● WHAT THE TASK ASKS
Lift every line from the entries that includes the word "true".

● RECORDS SHOWN
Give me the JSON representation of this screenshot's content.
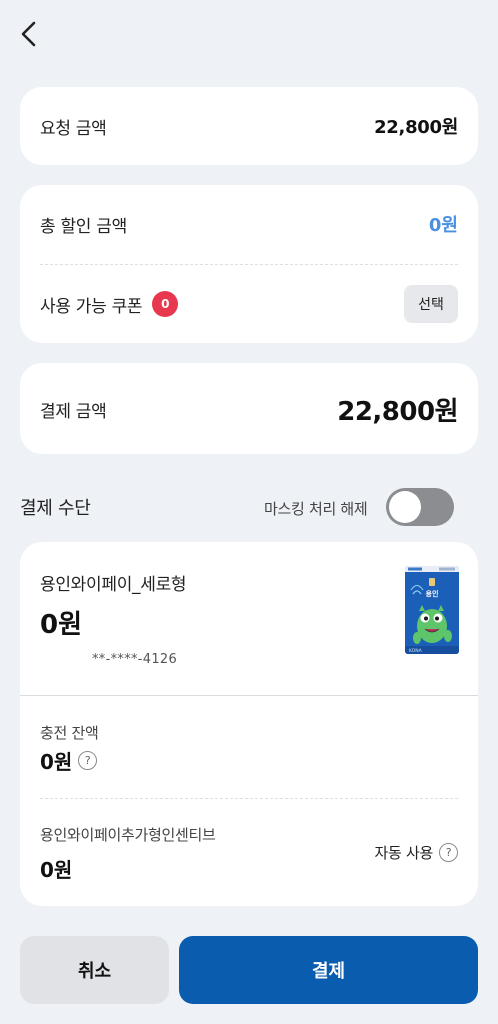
{
  "nav": {
    "back_icon": "chevron-left-icon"
  },
  "request": {
    "label": "요청 금액",
    "amount": "22,800원"
  },
  "discount": {
    "total_label": "총 할인 금액",
    "total_amount": "0원",
    "coupon_label": "사용 가능 쿠폰",
    "coupon_count": "0",
    "select_label": "선택"
  },
  "payment_amount": {
    "label": "결제 금액",
    "amount": "22,800원"
  },
  "payment_method": {
    "title": "결제 수단",
    "mask_label": "마스킹 처리 해제",
    "mask_enabled": false
  },
  "pay_card": {
    "name": "용인와이페이_세로형",
    "balance": "0원",
    "number": "**-****-4126"
  },
  "charge": {
    "label": "충전 잔액",
    "amount": "0원",
    "help": "?"
  },
  "incentive": {
    "label": "용인와이페이추가형인센티브",
    "amount": "0원",
    "auto_label": "자동 사용",
    "help": "?"
  },
  "actions": {
    "cancel": "취소",
    "pay": "결제"
  },
  "colors": {
    "background": "#eef1f6",
    "primary": "#0a5cae",
    "discount_blue": "#4a8fe0",
    "badge_red": "#e8384f",
    "toggle_off": "#8b8d91"
  }
}
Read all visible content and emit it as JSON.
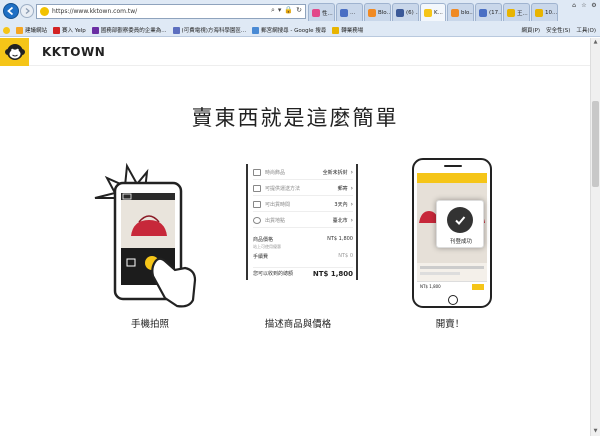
{
  "browser": {
    "url": "https://www.kktown.com.tw/",
    "tabs": [
      {
        "label": "性...",
        "color": "#e2498a",
        "active": false
      },
      {
        "label": "...",
        "color": "#4a6fc4",
        "active": false
      },
      {
        "label": "Blo...",
        "color": "#f08a24",
        "active": false
      },
      {
        "label": "(6) ...",
        "color": "#3b5998",
        "active": false
      },
      {
        "label": "K...",
        "color": "#f5c518",
        "active": true
      },
      {
        "label": "blo...",
        "color": "#f08a24",
        "active": false
      },
      {
        "label": "(17...",
        "color": "#4a6fc4",
        "active": false
      },
      {
        "label": "王...",
        "color": "#e8b400",
        "active": false
      },
      {
        "label": "10...",
        "color": "#e8b400",
        "active": false
      }
    ],
    "favorites": [
      {
        "label": "建議網站",
        "color": "#f5a623"
      },
      {
        "label": "賽入 Yelp",
        "color": "#d32323"
      },
      {
        "label": "國務部觀察委員的企業為...",
        "color": "#6b2fa3"
      },
      {
        "label": "(可費電視)方海科學園區...",
        "color": "#5d6fbf"
      },
      {
        "label": "郵宮網搜尋 - Google 搜尋",
        "color": "#4a8ad4"
      },
      {
        "label": "轉業務場",
        "color": "#e8b400"
      }
    ],
    "commands": [
      "網頁(P)",
      "安全性(S)",
      "工具(O)"
    ]
  },
  "site": {
    "brand": "KKTOWN"
  },
  "main": {
    "headline": "賣東西就是這麼簡單",
    "steps": [
      {
        "label": "手機拍照"
      },
      {
        "label": "描述商品與價格"
      },
      {
        "label": "開賣！"
      }
    ],
    "form": {
      "rows": [
        {
          "label": "時尚飾品",
          "value": "全新未拆封"
        },
        {
          "label": "可提供運送方法",
          "value": "郵寄"
        },
        {
          "label": "可出貨時間",
          "value": "3天內"
        },
        {
          "label": "出貨地點",
          "value": "臺北市"
        }
      ],
      "price_label": "商品價格",
      "price_value": "NT$ 1,800",
      "price_note": "站上可使用優惠",
      "fee_label": "手續費",
      "fee_value": "NT$ 0",
      "total_label": "您可以收到的總額",
      "total_value": "NT$ 1,800"
    },
    "listing": {
      "success": "刊登成功",
      "price": "NT$ 1,800"
    }
  }
}
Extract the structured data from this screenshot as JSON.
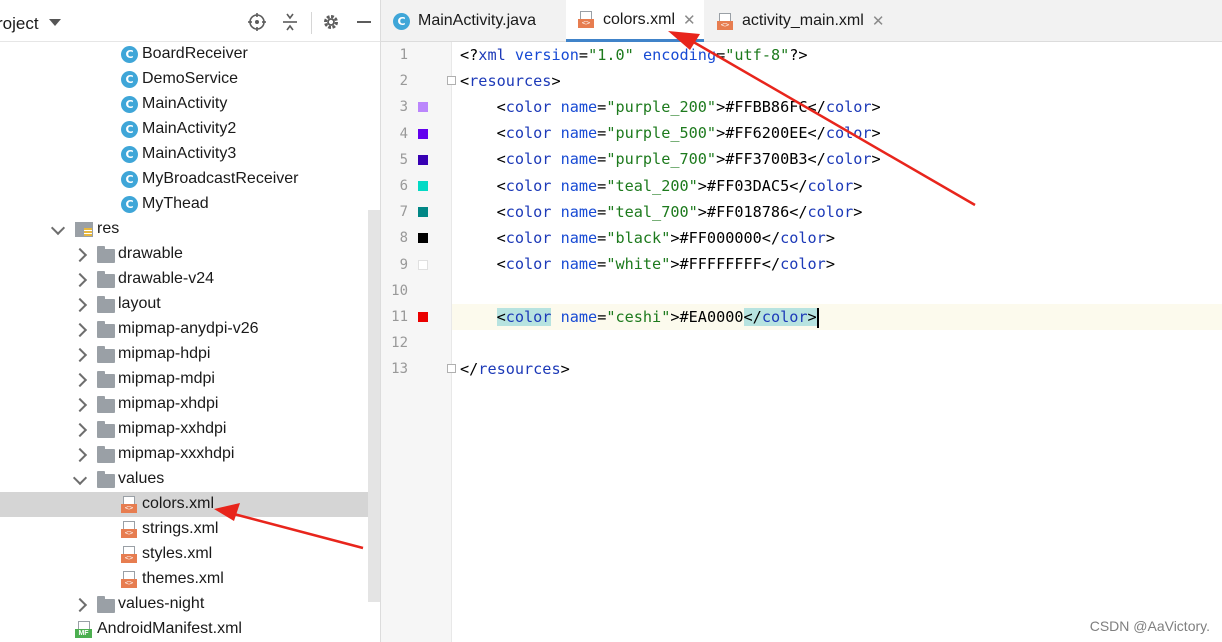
{
  "panel": {
    "title": "roject",
    "icons": [
      "target-icon",
      "collapse-all-icon",
      "gear-icon",
      "minimize-icon"
    ]
  },
  "tree": [
    {
      "label": "BoardReceiver",
      "kind": "class"
    },
    {
      "label": "DemoService",
      "kind": "class"
    },
    {
      "label": "MainActivity",
      "kind": "class"
    },
    {
      "label": "MainActivity2",
      "kind": "class"
    },
    {
      "label": "MainActivity3",
      "kind": "class"
    },
    {
      "label": "MyBroadcastReceiver",
      "kind": "class"
    },
    {
      "label": "MyThead",
      "kind": "class"
    },
    {
      "label": "res",
      "kind": "res",
      "expanded": true
    },
    {
      "label": "drawable",
      "kind": "folder"
    },
    {
      "label": "drawable-v24",
      "kind": "folder"
    },
    {
      "label": "layout",
      "kind": "folder"
    },
    {
      "label": "mipmap-anydpi-v26",
      "kind": "folder"
    },
    {
      "label": "mipmap-hdpi",
      "kind": "folder"
    },
    {
      "label": "mipmap-mdpi",
      "kind": "folder"
    },
    {
      "label": "mipmap-xhdpi",
      "kind": "folder"
    },
    {
      "label": "mipmap-xxhdpi",
      "kind": "folder"
    },
    {
      "label": "mipmap-xxxhdpi",
      "kind": "folder"
    },
    {
      "label": "values",
      "kind": "folder",
      "expanded": true
    },
    {
      "label": "colors.xml",
      "kind": "xml",
      "selected": true
    },
    {
      "label": "strings.xml",
      "kind": "xml"
    },
    {
      "label": "styles.xml",
      "kind": "xml"
    },
    {
      "label": "themes.xml",
      "kind": "xml"
    },
    {
      "label": "values-night",
      "kind": "folder"
    },
    {
      "label": "AndroidManifest.xml",
      "kind": "manifest"
    }
  ],
  "tabs": [
    {
      "label": "MainActivity.java",
      "icon": "java-class-icon",
      "active": false
    },
    {
      "label": "colors.xml",
      "icon": "xml-file-icon",
      "active": true
    },
    {
      "label": "activity_main.xml",
      "icon": "xml-file-icon",
      "active": false
    }
  ],
  "editor": {
    "lines": [
      {
        "n": "1",
        "swatch": null
      },
      {
        "n": "2",
        "swatch": null
      },
      {
        "n": "3",
        "swatch": "#BB86FC"
      },
      {
        "n": "4",
        "swatch": "#6200EE"
      },
      {
        "n": "5",
        "swatch": "#3700B3"
      },
      {
        "n": "6",
        "swatch": "#03DAC5"
      },
      {
        "n": "7",
        "swatch": "#018786"
      },
      {
        "n": "8",
        "swatch": "#000000"
      },
      {
        "n": "9",
        "swatch": "#FFFFFF"
      },
      {
        "n": "10",
        "swatch": null
      },
      {
        "n": "11",
        "swatch": "#EA0000"
      },
      {
        "n": "12",
        "swatch": null
      },
      {
        "n": "13",
        "swatch": null
      }
    ],
    "declaration": {
      "open": "<?",
      "name": "xml",
      "version_attr": "version",
      "version_val": "\"1.0\"",
      "enc_attr": "encoding",
      "enc_val": "\"utf-8\"",
      "close": "?>"
    },
    "resources_open": "resources",
    "resources_close": "resources",
    "colors": [
      {
        "name": "\"purple_200\"",
        "value": "#FFBB86FC"
      },
      {
        "name": "\"purple_500\"",
        "value": "#FF6200EE"
      },
      {
        "name": "\"purple_700\"",
        "value": "#FF3700B3"
      },
      {
        "name": "\"teal_200\"",
        "value": "#FF03DAC5"
      },
      {
        "name": "\"teal_700\"",
        "value": "#FF018786"
      },
      {
        "name": "\"black\"",
        "value": "#FF000000"
      },
      {
        "name": "\"white\"",
        "value": "#FFFFFFFF"
      }
    ],
    "new_color": {
      "name": "\"ceshi\"",
      "value": "#EA0000"
    },
    "tag_color": "color",
    "attr_name": "name"
  },
  "watermark": "CSDN @AaVictory.",
  "accent_colors": {
    "annotation_arrow": "#e8251c",
    "tab_underline": "#4083c9"
  }
}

● ANSWER
        "active": true
      "expanded": true
      "expanded": true
      "selected": true
      "active": true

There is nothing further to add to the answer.